**Exercise**
Write out every entry, unchanged. Skip any picture.

━━━ Given information ━━━

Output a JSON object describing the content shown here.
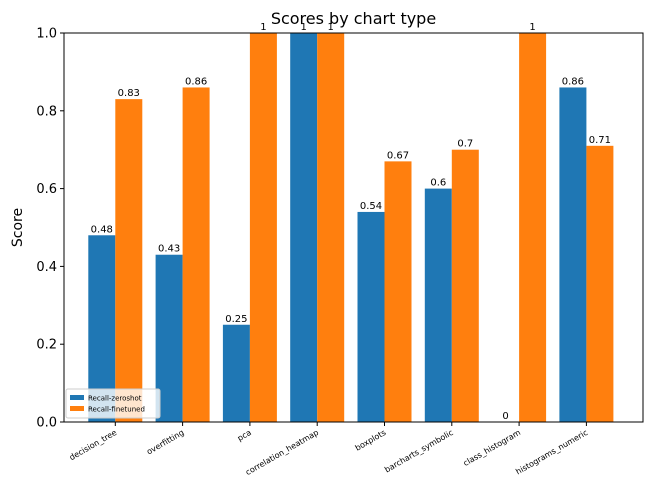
{
  "chart_data": {
    "type": "bar",
    "title": "Scores by chart type",
    "xlabel": "",
    "ylabel": "Score",
    "ylim": [
      0,
      1.0
    ],
    "yticks": [
      "0.0",
      "0.2",
      "0.4",
      "0.6",
      "0.8",
      "1.0"
    ],
    "grid": false,
    "legend_position": "bottom-left",
    "categories": [
      "decision_tree",
      "overfitting",
      "pca",
      "correlation_heatmap",
      "boxplots",
      "barcharts_symbolic",
      "class_histogram",
      "histograms_numeric"
    ],
    "series": [
      {
        "name": "Recall-zeroshot",
        "color": "#1f77b4",
        "values": [
          0.48,
          0.43,
          0.25,
          1,
          0.54,
          0.6,
          0,
          0.86
        ],
        "labels": [
          "0.48",
          "0.43",
          "0.25",
          "1",
          "0.54",
          "0.6",
          "0",
          "0.86"
        ]
      },
      {
        "name": "Recall-finetuned",
        "color": "#ff7f0e",
        "values": [
          0.83,
          0.86,
          1,
          1,
          0.67,
          0.7,
          1,
          0.71
        ],
        "labels": [
          "0.83",
          "0.86",
          "1",
          "1",
          "0.67",
          "0.7",
          "1",
          "0.71"
        ]
      }
    ]
  }
}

━━━

**Full solution**
Output a JSON object describing the content shown here.
{
  "chart_data": {
    "type": "bar",
    "title": "Scores by chart type",
    "xlabel": "",
    "ylabel": "Score",
    "ylim": [
      0,
      1.0
    ],
    "yticks": [
      "0.0",
      "0.2",
      "0.4",
      "0.6",
      "0.8",
      "1.0"
    ],
    "grid": false,
    "legend_position": "bottom-left",
    "categories": [
      "decision_tree",
      "overfitting",
      "pca",
      "correlation_heatmap",
      "boxplots",
      "barcharts_symbolic",
      "class_histogram",
      "histograms_numeric"
    ],
    "series": [
      {
        "name": "Recall-zeroshot",
        "color": "#1f77b4",
        "values": [
          0.48,
          0.43,
          0.25,
          1,
          0.54,
          0.6,
          0,
          0.86
        ],
        "labels": [
          "0.48",
          "0.43",
          "0.25",
          "1",
          "0.54",
          "0.6",
          "0",
          "0.86"
        ]
      },
      {
        "name": "Recall-finetuned",
        "color": "#ff7f0e",
        "values": [
          0.83,
          0.86,
          1,
          1,
          0.67,
          0.7,
          1,
          0.71
        ],
        "labels": [
          "0.83",
          "0.86",
          "1",
          "1",
          "0.67",
          "0.7",
          "1",
          "0.71"
        ]
      }
    ]
  }
}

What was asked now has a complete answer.